> [SET EXERCISE]: Every record that follows should be printed verbatim.

[INPUT FOR THIS TASK start]

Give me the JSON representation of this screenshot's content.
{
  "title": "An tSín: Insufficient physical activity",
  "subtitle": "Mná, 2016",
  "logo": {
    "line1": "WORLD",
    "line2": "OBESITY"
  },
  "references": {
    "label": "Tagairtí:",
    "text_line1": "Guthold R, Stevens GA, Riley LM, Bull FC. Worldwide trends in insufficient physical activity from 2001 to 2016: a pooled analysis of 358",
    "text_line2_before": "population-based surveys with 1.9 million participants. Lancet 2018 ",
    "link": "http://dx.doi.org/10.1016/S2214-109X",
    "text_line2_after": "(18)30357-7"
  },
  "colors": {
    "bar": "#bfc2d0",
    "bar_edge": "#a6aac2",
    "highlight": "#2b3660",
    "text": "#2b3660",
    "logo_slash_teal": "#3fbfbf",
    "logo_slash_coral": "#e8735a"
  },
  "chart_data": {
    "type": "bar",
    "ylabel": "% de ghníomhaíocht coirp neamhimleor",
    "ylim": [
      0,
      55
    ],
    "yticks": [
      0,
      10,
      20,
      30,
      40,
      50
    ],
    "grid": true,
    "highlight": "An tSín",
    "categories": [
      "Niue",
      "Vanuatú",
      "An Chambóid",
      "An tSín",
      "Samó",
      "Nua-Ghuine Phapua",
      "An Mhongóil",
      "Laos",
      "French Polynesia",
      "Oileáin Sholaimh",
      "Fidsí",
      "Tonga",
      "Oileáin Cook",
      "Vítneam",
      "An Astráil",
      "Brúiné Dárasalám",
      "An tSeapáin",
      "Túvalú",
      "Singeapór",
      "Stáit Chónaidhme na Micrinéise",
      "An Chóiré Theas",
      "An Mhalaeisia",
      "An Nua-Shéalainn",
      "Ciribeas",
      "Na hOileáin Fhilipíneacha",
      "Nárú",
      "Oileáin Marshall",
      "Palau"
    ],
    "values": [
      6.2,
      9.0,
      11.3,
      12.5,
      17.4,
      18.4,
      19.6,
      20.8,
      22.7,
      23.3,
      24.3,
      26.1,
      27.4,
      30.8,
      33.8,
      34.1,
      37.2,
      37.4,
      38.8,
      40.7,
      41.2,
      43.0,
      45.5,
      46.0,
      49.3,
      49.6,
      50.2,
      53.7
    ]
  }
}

[INPUT FOR THIS TASK end]

> [ANSWER TO THIS PROBLEM]:
Give me the JSON representation of this screenshot's content.
{
  "title": "An tSín: Insufficient physical activity",
  "subtitle": "Mná, 2016",
  "logo": {
    "line1": "WORLD",
    "line2": "OBESITY"
  },
  "references": {
    "label": "Tagairtí:",
    "text_line1": "Guthold R, Stevens GA, Riley LM, Bull FC. Worldwide trends in insufficient physical activity from 2001 to 2016: a pooled analysis of 358",
    "text_line2_before": "population-based surveys with 1.9 million participants. Lancet 2018 ",
    "link": "http://dx.doi.org/10.1016/S2214-109X",
    "text_line2_after": "(18)30357-7"
  },
  "colors": {
    "bar": "#bfc2d0",
    "bar_edge": "#a6aac2",
    "highlight": "#2b3660",
    "text": "#2b3660",
    "logo_slash_teal": "#3fbfbf",
    "logo_slash_coral": "#e8735a"
  },
  "chart_data": {
    "type": "bar",
    "ylabel": "% de ghníomhaíocht coirp neamhimleor",
    "ylim": [
      0,
      55
    ],
    "yticks": [
      0,
      10,
      20,
      30,
      40,
      50
    ],
    "grid": true,
    "highlight": "An tSín",
    "categories": [
      "Niue",
      "Vanuatú",
      "An Chambóid",
      "An tSín",
      "Samó",
      "Nua-Ghuine Phapua",
      "An Mhongóil",
      "Laos",
      "French Polynesia",
      "Oileáin Sholaimh",
      "Fidsí",
      "Tonga",
      "Oileáin Cook",
      "Vítneam",
      "An Astráil",
      "Brúiné Dárasalám",
      "An tSeapáin",
      "Túvalú",
      "Singeapór",
      "Stáit Chónaidhme na Micrinéise",
      "An Chóiré Theas",
      "An Mhalaeisia",
      "An Nua-Shéalainn",
      "Ciribeas",
      "Na hOileáin Fhilipíneacha",
      "Nárú",
      "Oileáin Marshall",
      "Palau"
    ],
    "values": [
      6.2,
      9.0,
      11.3,
      12.5,
      17.4,
      18.4,
      19.6,
      20.8,
      22.7,
      23.3,
      24.3,
      26.1,
      27.4,
      30.8,
      33.8,
      34.1,
      37.2,
      37.4,
      38.8,
      40.7,
      41.2,
      43.0,
      45.5,
      46.0,
      49.3,
      49.6,
      50.2,
      53.7
    ]
  }
}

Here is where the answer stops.